_Prompt:_ Lift out all lines below that contain "Depreciation".
===== Dataset rows
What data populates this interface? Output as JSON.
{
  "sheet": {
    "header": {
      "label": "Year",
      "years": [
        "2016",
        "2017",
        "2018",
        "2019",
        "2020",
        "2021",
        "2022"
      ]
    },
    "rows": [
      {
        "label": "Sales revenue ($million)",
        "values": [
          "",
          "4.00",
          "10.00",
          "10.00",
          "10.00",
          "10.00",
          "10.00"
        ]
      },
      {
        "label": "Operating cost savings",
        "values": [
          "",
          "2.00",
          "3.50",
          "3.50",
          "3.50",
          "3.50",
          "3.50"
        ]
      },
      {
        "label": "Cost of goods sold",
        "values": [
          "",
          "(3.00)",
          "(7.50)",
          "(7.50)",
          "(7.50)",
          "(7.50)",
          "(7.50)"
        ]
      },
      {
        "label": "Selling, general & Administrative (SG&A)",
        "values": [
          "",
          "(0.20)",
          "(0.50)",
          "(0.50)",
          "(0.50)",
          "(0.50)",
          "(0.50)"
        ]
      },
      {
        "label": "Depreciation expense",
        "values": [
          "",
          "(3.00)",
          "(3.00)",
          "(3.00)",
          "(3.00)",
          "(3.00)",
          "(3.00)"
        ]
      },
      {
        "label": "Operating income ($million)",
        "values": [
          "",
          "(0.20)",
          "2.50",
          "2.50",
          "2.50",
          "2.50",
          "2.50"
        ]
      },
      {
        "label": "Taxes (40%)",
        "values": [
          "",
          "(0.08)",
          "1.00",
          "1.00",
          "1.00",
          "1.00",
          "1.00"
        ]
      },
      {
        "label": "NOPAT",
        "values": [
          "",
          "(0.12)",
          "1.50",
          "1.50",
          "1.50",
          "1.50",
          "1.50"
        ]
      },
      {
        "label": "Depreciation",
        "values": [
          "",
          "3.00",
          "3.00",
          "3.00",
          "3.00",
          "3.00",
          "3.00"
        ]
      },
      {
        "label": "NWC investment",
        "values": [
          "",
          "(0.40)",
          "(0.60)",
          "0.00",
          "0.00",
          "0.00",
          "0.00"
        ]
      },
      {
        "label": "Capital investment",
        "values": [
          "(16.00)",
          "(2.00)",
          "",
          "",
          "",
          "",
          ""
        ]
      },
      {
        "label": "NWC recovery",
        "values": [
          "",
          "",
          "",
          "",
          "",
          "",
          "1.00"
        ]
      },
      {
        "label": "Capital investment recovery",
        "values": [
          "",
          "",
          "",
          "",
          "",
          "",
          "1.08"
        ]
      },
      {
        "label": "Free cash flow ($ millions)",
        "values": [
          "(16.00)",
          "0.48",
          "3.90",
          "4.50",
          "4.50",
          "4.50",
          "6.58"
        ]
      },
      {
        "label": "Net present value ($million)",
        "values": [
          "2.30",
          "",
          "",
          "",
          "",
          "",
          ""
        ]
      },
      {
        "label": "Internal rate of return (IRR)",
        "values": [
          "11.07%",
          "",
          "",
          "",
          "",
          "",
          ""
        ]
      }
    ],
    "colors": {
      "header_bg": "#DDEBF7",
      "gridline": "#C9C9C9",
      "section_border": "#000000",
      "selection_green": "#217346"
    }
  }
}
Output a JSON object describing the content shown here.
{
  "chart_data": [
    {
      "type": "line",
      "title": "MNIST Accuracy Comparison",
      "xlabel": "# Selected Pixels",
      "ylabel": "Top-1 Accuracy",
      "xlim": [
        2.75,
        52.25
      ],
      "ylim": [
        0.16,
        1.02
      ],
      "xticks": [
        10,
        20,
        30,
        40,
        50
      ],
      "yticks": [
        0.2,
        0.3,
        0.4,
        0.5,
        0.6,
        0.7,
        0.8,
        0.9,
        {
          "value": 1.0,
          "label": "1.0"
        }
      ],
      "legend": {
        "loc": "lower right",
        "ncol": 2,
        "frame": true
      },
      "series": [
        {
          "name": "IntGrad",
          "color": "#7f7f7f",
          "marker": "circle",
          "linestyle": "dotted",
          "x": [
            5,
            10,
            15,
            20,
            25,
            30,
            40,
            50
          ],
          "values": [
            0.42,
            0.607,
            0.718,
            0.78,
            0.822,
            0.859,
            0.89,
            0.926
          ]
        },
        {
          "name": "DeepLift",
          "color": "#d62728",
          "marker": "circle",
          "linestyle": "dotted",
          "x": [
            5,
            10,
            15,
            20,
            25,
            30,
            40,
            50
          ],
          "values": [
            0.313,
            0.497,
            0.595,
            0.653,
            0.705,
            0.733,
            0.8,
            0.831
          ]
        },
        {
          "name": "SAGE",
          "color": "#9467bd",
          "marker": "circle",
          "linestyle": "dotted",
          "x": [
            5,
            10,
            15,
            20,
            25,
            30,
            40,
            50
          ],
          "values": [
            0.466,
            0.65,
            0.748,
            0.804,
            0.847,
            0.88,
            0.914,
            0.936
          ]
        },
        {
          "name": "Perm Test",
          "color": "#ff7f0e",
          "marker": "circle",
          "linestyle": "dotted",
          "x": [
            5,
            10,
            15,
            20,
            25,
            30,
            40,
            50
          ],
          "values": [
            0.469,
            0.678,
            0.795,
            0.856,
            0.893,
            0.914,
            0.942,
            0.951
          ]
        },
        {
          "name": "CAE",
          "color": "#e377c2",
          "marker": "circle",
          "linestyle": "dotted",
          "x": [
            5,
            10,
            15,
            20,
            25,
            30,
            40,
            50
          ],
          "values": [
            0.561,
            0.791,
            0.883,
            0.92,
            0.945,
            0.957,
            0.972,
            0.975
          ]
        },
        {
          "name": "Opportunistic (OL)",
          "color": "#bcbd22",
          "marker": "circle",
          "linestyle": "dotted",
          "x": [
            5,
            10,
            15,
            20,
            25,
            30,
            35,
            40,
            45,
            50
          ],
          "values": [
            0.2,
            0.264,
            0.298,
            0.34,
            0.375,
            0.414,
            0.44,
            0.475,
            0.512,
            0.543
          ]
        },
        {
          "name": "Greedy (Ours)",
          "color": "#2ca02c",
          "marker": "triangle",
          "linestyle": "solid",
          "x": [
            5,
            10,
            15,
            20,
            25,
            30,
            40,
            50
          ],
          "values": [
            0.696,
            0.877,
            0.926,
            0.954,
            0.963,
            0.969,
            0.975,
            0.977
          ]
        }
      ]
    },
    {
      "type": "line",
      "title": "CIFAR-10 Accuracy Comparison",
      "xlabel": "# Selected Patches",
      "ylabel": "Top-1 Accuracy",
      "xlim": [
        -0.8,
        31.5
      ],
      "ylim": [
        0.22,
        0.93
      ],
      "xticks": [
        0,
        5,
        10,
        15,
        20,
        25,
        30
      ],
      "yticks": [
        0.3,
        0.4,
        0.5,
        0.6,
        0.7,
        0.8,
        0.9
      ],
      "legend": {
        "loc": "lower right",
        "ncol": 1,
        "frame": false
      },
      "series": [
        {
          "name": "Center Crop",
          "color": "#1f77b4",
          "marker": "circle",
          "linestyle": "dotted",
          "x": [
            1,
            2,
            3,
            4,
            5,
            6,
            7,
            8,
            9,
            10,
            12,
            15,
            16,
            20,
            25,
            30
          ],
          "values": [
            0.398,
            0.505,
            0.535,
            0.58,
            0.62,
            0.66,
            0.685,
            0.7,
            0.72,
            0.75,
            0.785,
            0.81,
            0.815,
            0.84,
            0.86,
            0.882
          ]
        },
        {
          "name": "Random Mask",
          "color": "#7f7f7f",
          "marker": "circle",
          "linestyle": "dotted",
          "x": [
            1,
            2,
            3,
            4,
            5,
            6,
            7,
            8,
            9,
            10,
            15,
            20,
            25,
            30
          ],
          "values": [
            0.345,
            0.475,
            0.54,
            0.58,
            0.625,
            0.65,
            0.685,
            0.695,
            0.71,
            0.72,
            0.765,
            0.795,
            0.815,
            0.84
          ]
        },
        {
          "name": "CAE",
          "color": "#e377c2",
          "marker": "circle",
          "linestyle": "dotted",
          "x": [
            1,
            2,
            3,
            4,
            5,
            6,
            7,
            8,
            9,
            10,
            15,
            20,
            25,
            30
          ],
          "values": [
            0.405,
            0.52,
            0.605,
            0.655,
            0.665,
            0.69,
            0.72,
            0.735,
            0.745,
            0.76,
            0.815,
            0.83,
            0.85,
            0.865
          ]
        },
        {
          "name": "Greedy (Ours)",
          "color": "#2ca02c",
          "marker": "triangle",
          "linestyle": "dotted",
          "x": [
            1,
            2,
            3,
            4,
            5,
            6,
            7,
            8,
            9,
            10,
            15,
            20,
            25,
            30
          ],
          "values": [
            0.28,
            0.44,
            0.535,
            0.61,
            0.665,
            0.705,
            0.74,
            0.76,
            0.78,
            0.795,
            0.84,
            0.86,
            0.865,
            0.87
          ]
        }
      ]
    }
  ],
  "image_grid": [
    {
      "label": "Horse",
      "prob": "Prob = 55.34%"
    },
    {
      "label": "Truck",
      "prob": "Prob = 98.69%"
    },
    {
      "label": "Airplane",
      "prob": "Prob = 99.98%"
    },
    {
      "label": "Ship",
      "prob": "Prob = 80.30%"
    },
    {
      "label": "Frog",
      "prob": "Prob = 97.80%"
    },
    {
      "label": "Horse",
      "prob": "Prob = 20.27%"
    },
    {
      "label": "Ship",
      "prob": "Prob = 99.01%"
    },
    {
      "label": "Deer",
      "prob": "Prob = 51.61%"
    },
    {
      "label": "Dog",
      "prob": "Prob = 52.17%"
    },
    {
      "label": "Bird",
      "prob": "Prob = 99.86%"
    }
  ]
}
==========
_Correct result:_
        "label": "Depreciation expense",
        "label": "Depreciation",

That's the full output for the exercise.